:: RECORDS

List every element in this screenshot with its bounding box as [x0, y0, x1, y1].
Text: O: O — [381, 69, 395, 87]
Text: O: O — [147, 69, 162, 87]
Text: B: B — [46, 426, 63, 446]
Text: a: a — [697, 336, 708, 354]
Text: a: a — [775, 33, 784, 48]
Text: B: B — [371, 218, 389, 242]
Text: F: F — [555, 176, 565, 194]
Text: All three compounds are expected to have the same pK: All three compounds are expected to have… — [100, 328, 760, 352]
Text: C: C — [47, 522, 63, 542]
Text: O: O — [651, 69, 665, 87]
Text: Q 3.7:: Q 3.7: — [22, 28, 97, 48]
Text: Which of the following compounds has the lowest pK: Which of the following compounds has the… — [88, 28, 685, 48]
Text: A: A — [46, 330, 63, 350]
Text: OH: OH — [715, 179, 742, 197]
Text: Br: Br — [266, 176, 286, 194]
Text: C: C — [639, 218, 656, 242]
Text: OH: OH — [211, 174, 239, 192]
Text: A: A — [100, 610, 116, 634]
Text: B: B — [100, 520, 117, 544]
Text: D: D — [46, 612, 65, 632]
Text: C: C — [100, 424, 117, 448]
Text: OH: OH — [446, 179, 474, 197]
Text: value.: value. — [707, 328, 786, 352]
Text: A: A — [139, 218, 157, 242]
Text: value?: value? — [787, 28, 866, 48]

::::

WORK INSTRUCTIONS:
Recast the records as a Markdown table with the columns Row and Line, starting with the first line of the records and going on through the line that contains "Text: A: A — [100, 610, 116, 634]". Number each row and omit blank lines.

WRITTEN SOLUTION:
| Row | Line |
|---|---|
| 1 | List every element in this screenshot with its bounding box as [x0, y0, x1, y1]. |
| 2 | Text: O: O — [381, 69, 395, 87] |
| 3 | Text: O: O — [147, 69, 162, 87] |
| 4 | Text: B: B — [46, 426, 63, 446] |
| 5 | Text: a: a — [697, 336, 708, 354] |
| 6 | Text: a: a — [775, 33, 784, 48] |
| 7 | Text: B: B — [371, 218, 389, 242] |
| 8 | Text: F: F — [555, 176, 565, 194] |
| 9 | Text: All three compounds are expected to have the same pK: All three compounds are expected to have… — [100, 328, 760, 352] |
| 10 | Text: C: C — [47, 522, 63, 542] |
| 11 | Text: O: O — [651, 69, 665, 87] |
| 12 | Text: Q 3.7:: Q 3.7: — [22, 28, 97, 48] |
| 13 | Text: Which of the following compounds has the lowest pK: Which of the following compounds has the… — [88, 28, 685, 48] |
| 14 | Text: A: A — [46, 330, 63, 350] |
| 15 | Text: OH: OH — [715, 179, 742, 197] |
| 16 | Text: Br: Br — [266, 176, 286, 194] |
| 17 | Text: C: C — [639, 218, 656, 242] |
| 18 | Text: OH: OH — [211, 174, 239, 192] |
| 19 | Text: A: A — [100, 610, 116, 634] |